_TASK_
Set down all of the data exactly as it appears.

_MATERIAL SHOWN_

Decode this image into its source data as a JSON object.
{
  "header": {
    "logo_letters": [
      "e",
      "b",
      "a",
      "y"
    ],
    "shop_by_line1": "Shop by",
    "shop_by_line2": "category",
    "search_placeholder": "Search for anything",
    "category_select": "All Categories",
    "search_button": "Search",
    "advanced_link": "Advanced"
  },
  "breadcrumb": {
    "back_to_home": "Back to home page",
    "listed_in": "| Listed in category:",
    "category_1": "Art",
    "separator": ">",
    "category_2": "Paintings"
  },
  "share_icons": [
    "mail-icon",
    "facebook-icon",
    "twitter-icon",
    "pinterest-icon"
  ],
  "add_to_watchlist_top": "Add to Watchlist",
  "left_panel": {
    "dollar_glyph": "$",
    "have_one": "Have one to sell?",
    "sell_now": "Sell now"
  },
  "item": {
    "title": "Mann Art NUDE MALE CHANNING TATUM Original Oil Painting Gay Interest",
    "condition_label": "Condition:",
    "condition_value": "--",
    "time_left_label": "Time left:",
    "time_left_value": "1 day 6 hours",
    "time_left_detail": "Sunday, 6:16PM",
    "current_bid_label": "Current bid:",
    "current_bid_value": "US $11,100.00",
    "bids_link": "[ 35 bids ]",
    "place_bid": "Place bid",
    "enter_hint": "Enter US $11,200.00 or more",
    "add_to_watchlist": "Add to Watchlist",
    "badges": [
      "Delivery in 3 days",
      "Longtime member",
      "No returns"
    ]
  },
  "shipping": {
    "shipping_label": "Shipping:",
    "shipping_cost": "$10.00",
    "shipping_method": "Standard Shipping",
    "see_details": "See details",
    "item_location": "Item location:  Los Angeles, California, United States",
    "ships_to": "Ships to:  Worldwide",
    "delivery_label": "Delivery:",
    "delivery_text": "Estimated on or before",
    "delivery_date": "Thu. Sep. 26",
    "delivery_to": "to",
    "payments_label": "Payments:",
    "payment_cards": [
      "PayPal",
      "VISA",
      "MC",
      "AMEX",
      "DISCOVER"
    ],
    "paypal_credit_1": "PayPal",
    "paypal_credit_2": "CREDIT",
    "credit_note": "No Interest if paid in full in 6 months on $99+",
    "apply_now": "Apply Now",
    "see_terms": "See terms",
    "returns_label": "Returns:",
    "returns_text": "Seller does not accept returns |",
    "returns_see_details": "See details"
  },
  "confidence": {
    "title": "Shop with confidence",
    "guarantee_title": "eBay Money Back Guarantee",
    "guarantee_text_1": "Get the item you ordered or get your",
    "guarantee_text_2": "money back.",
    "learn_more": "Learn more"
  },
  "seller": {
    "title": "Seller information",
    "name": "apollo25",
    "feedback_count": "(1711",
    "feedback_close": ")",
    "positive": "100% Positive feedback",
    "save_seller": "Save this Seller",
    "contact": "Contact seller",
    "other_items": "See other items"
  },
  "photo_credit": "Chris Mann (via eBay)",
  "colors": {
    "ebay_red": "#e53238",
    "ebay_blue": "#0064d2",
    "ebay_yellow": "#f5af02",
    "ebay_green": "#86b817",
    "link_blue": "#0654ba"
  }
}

_FULL SOLUTION_
Decode this image into its source data as a JSON object.
{
  "header": {
    "logo_letters": [
      "e",
      "b",
      "a",
      "y"
    ],
    "shop_by_line1": "Shop by",
    "shop_by_line2": "category",
    "search_placeholder": "Search for anything",
    "category_select": "All Categories",
    "search_button": "Search",
    "advanced_link": "Advanced"
  },
  "breadcrumb": {
    "back_to_home": "Back to home page",
    "listed_in": "| Listed in category:",
    "category_1": "Art",
    "separator": ">",
    "category_2": "Paintings"
  },
  "share_icons": [
    "mail-icon",
    "facebook-icon",
    "twitter-icon",
    "pinterest-icon"
  ],
  "add_to_watchlist_top": "Add to Watchlist",
  "left_panel": {
    "dollar_glyph": "$",
    "have_one": "Have one to sell?",
    "sell_now": "Sell now"
  },
  "item": {
    "title": "Mann Art NUDE MALE CHANNING TATUM Original Oil Painting Gay Interest",
    "condition_label": "Condition:",
    "condition_value": "--",
    "time_left_label": "Time left:",
    "time_left_value": "1 day 6 hours",
    "time_left_detail": "Sunday, 6:16PM",
    "current_bid_label": "Current bid:",
    "current_bid_value": "US $11,100.00",
    "bids_link": "[ 35 bids ]",
    "place_bid": "Place bid",
    "enter_hint": "Enter US $11,200.00 or more",
    "add_to_watchlist": "Add to Watchlist",
    "badges": [
      "Delivery in 3 days",
      "Longtime member",
      "No returns"
    ]
  },
  "shipping": {
    "shipping_label": "Shipping:",
    "shipping_cost": "$10.00",
    "shipping_method": "Standard Shipping",
    "see_details": "See details",
    "item_location": "Item location:  Los Angeles, California, United States",
    "ships_to": "Ships to:  Worldwide",
    "delivery_label": "Delivery:",
    "delivery_text": "Estimated on or before",
    "delivery_date": "Thu. Sep. 26",
    "delivery_to": "to",
    "payments_label": "Payments:",
    "payment_cards": [
      "PayPal",
      "VISA",
      "MC",
      "AMEX",
      "DISCOVER"
    ],
    "paypal_credit_1": "PayPal",
    "paypal_credit_2": "CREDIT",
    "credit_note": "No Interest if paid in full in 6 months on $99+",
    "apply_now": "Apply Now",
    "see_terms": "See terms",
    "returns_label": "Returns:",
    "returns_text": "Seller does not accept returns |",
    "returns_see_details": "See details"
  },
  "confidence": {
    "title": "Shop with confidence",
    "guarantee_title": "eBay Money Back Guarantee",
    "guarantee_text_1": "Get the item you ordered or get your",
    "guarantee_text_2": "money back.",
    "learn_more": "Learn more"
  },
  "seller": {
    "title": "Seller information",
    "name": "apollo25",
    "feedback_count": "(1711",
    "feedback_close": ")",
    "positive": "100% Positive feedback",
    "save_seller": "Save this Seller",
    "contact": "Contact seller",
    "other_items": "See other items"
  },
  "photo_credit": "Chris Mann (via eBay)",
  "colors": {
    "ebay_red": "#e53238",
    "ebay_blue": "#0064d2",
    "ebay_yellow": "#f5af02",
    "ebay_green": "#86b817",
    "link_blue": "#0654ba"
  }
}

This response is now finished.